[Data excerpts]

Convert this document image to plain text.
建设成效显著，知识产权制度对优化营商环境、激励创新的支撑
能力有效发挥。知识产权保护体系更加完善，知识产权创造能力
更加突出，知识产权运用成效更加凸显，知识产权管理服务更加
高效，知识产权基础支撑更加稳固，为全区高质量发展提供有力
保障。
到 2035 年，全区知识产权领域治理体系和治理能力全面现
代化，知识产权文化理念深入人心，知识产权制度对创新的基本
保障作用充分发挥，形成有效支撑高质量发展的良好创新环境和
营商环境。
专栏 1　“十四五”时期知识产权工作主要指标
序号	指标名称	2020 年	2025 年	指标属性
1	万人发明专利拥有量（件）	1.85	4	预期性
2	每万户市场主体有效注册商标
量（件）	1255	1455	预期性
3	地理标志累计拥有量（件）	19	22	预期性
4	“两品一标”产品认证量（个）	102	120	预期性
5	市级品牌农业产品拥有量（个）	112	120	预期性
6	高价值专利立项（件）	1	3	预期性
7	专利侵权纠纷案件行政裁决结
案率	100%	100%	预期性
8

* * *

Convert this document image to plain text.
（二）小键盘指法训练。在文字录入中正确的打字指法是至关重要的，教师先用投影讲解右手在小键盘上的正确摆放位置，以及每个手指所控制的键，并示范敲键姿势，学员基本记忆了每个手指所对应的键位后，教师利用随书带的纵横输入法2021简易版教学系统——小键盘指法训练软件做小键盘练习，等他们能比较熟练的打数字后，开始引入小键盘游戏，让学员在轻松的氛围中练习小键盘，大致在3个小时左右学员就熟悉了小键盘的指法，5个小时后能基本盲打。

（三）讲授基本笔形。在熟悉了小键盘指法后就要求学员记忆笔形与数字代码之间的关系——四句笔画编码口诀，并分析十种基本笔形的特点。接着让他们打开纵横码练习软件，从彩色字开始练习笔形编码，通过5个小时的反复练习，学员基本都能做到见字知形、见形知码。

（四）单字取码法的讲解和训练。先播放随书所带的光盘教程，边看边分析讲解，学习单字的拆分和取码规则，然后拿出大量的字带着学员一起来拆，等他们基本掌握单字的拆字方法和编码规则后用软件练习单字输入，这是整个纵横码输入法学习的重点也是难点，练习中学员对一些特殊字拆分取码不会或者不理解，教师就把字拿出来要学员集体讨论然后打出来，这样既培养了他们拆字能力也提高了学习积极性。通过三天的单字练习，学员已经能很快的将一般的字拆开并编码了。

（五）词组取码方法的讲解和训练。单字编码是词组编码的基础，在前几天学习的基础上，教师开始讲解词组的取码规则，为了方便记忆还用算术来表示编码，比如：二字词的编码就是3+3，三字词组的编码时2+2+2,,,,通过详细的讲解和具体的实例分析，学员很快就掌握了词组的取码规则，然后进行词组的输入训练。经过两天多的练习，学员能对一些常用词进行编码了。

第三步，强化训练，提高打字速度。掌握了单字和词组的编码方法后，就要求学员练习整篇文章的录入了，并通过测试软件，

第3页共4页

---

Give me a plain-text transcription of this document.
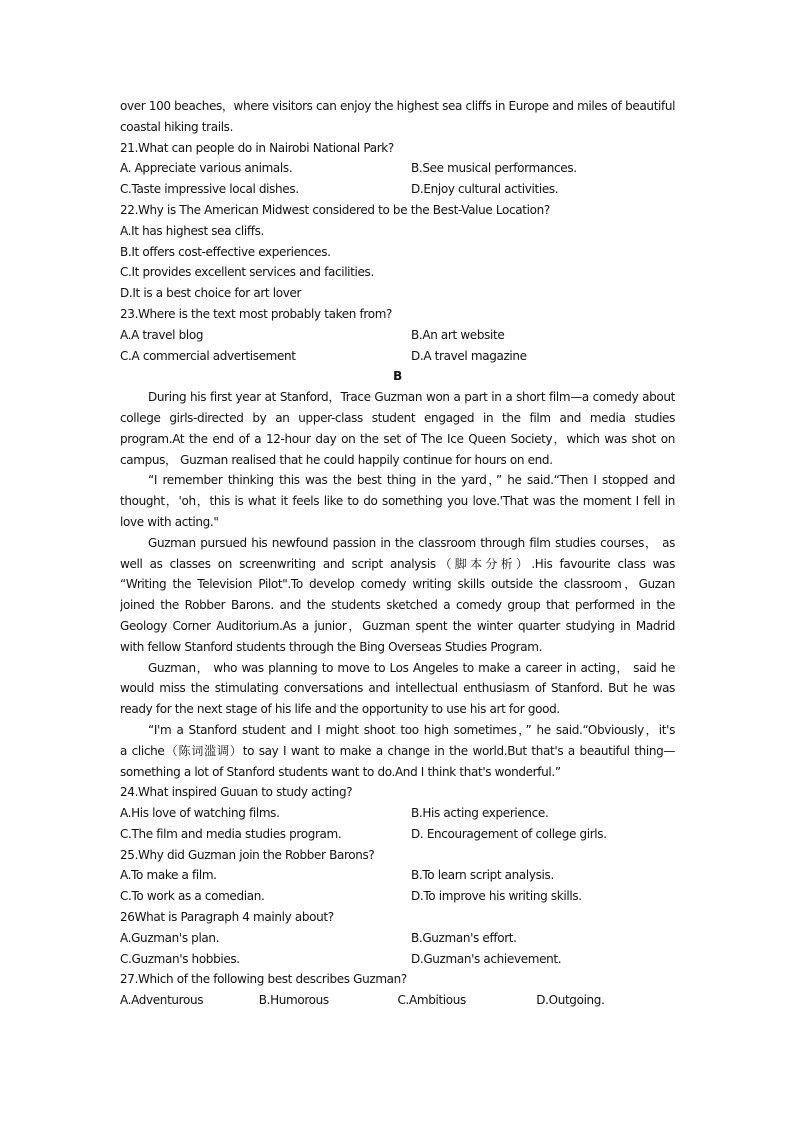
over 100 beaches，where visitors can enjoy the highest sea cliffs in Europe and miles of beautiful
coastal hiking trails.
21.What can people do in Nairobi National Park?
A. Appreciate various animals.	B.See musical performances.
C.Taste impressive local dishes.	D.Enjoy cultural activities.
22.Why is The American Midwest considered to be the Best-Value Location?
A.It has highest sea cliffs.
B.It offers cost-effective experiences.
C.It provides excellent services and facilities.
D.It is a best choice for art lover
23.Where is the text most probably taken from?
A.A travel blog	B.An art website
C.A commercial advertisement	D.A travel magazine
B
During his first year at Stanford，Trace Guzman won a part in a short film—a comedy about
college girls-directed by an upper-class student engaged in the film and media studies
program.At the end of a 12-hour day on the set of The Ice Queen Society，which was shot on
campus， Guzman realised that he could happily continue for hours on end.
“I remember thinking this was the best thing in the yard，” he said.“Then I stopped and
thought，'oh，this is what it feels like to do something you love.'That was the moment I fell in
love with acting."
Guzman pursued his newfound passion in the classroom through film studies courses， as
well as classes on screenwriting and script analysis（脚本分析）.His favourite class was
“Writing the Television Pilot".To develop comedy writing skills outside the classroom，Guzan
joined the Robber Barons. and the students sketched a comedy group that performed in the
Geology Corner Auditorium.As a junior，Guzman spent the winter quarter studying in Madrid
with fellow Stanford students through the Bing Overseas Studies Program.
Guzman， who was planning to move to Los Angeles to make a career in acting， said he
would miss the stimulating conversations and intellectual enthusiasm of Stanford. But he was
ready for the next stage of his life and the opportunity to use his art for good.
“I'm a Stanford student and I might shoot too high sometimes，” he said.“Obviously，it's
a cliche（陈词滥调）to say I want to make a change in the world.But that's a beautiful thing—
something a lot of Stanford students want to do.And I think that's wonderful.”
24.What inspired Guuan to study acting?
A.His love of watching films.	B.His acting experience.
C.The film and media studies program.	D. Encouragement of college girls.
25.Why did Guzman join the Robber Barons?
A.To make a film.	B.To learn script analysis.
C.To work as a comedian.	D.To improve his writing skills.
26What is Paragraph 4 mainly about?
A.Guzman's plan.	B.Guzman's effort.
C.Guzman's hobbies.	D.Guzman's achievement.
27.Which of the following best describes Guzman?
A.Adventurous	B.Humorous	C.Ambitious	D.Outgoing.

--- PROMPT ---
Gather each line from the listing above that holds "with".

--- ANSWER FOR THE TASK ---
love with acting."
with fellow Stanford students through the Bing Overseas Studies Program.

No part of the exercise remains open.